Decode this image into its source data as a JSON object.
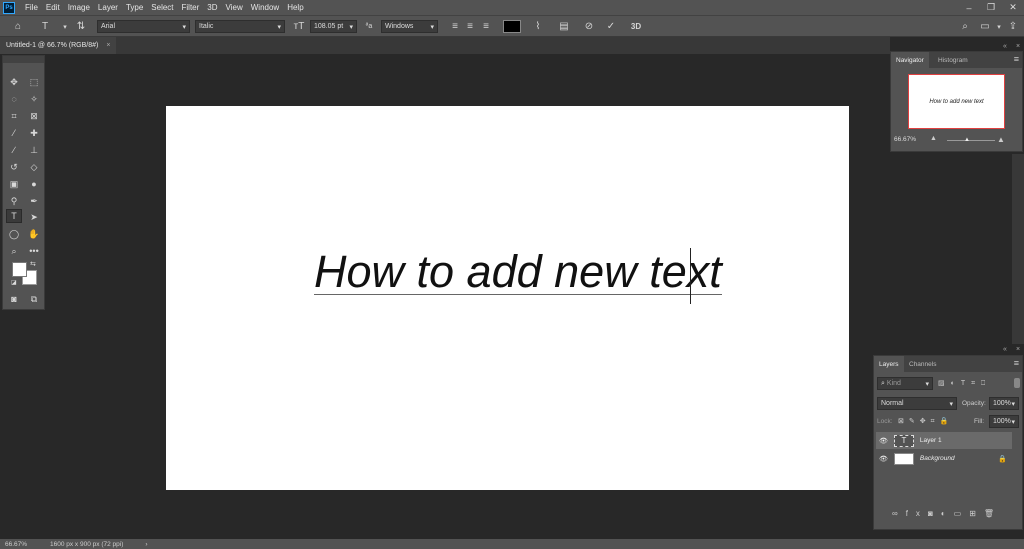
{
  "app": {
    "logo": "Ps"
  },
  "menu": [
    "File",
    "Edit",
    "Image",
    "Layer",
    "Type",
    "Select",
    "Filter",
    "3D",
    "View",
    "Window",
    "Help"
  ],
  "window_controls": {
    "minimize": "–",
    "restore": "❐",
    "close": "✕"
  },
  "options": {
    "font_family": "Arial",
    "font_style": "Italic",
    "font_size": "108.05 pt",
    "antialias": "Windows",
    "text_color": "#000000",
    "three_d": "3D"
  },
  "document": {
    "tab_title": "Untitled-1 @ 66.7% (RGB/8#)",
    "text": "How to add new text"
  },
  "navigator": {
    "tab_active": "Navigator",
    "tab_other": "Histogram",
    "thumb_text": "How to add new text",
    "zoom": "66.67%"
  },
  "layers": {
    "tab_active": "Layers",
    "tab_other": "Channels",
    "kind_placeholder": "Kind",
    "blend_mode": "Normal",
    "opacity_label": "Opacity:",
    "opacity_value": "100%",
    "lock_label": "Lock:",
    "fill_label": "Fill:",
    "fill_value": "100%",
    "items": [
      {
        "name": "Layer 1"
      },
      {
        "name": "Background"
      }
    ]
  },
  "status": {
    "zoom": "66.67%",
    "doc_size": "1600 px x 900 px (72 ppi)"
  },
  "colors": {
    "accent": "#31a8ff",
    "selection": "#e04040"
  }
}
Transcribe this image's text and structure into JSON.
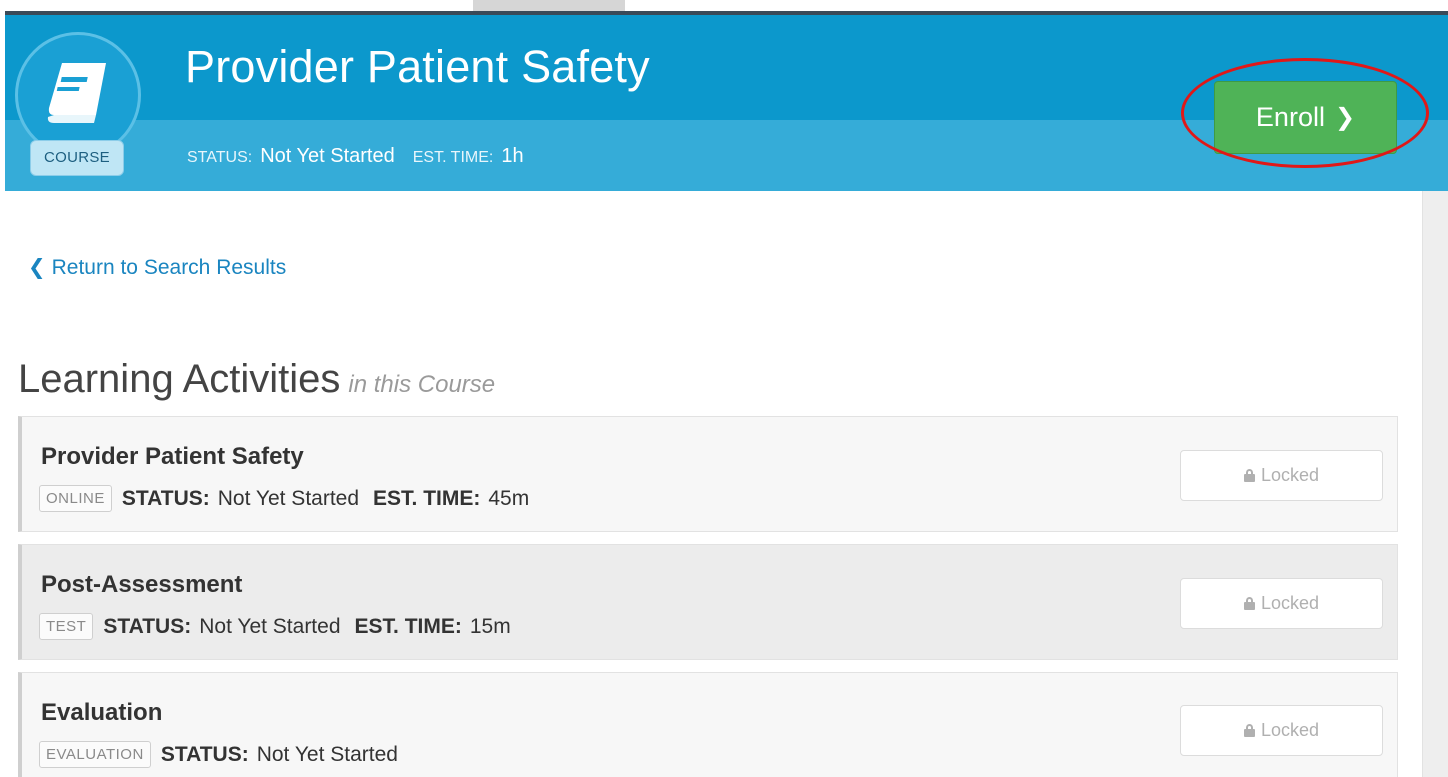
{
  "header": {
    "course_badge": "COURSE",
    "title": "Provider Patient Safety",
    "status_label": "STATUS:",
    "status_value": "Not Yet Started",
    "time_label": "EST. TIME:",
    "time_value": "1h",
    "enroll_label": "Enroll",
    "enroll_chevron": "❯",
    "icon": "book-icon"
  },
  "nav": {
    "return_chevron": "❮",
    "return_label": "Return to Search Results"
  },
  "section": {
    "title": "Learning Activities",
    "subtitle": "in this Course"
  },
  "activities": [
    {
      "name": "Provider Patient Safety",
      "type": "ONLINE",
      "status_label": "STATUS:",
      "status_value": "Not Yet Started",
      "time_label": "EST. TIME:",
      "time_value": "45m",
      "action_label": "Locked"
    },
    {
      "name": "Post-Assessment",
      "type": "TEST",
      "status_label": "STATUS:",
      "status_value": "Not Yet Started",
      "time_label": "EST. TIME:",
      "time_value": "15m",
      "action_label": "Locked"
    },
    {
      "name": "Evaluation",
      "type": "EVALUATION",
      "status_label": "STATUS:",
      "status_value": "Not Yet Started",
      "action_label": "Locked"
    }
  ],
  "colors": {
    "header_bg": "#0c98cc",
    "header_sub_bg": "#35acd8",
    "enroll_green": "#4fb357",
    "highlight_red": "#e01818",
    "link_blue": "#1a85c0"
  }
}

————

Give back each entry exactly as it appears, with no pictures.

Decode this image into its source data as a JSON object.
{
  "app": {
    "logo": "Ps"
  },
  "menu": [
    "File",
    "Edit",
    "Image",
    "Layer",
    "Type",
    "Select",
    "Filter",
    "3D",
    "View",
    "Window",
    "Help"
  ],
  "window_controls": {
    "minimize": "–",
    "restore": "❐",
    "close": "✕"
  },
  "options": {
    "font_family": "Arial",
    "font_style": "Italic",
    "font_size": "108.05 pt",
    "antialias": "Windows",
    "text_color": "#000000",
    "three_d": "3D"
  },
  "document": {
    "tab_title": "Untitled-1 @ 66.7% (RGB/8#)",
    "text": "How to add new text"
  },
  "navigator": {
    "tab_active": "Navigator",
    "tab_other": "Histogram",
    "thumb_text": "How to add new text",
    "zoom": "66.67%"
  },
  "layers": {
    "tab_active": "Layers",
    "tab_other": "Channels",
    "kind_placeholder": "Kind",
    "blend_mode": "Normal",
    "opacity_label": "Opacity:",
    "opacity_value": "100%",
    "lock_label": "Lock:",
    "fill_label": "Fill:",
    "fill_value": "100%",
    "items": [
      {
        "name": "Layer 1"
      },
      {
        "name": "Background"
      }
    ]
  },
  "status": {
    "zoom": "66.67%",
    "doc_size": "1600 px x 900 px (72 ppi)"
  },
  "colors": {
    "accent": "#31a8ff",
    "selection": "#e04040"
  }
}
Transcribe this image's text and structure into JSON.
{
  "header": {
    "course_badge": "COURSE",
    "title": "Provider Patient Safety",
    "status_label": "STATUS:",
    "status_value": "Not Yet Started",
    "time_label": "EST. TIME:",
    "time_value": "1h",
    "enroll_label": "Enroll",
    "enroll_chevron": "❯",
    "icon": "book-icon"
  },
  "nav": {
    "return_chevron": "❮",
    "return_label": "Return to Search Results"
  },
  "section": {
    "title": "Learning Activities",
    "subtitle": "in this Course"
  },
  "activities": [
    {
      "name": "Provider Patient Safety",
      "type": "ONLINE",
      "status_label": "STATUS:",
      "status_value": "Not Yet Started",
      "time_label": "EST. TIME:",
      "time_value": "45m",
      "action_label": "Locked"
    },
    {
      "name": "Post-Assessment",
      "type": "TEST",
      "status_label": "STATUS:",
      "status_value": "Not Yet Started",
      "time_label": "EST. TIME:",
      "time_value": "15m",
      "action_label": "Locked"
    },
    {
      "name": "Evaluation",
      "type": "EVALUATION",
      "status_label": "STATUS:",
      "status_value": "Not Yet Started",
      "action_label": "Locked"
    }
  ],
  "colors": {
    "header_bg": "#0c98cc",
    "header_sub_bg": "#35acd8",
    "enroll_green": "#4fb357",
    "highlight_red": "#e01818",
    "link_blue": "#1a85c0"
  }
}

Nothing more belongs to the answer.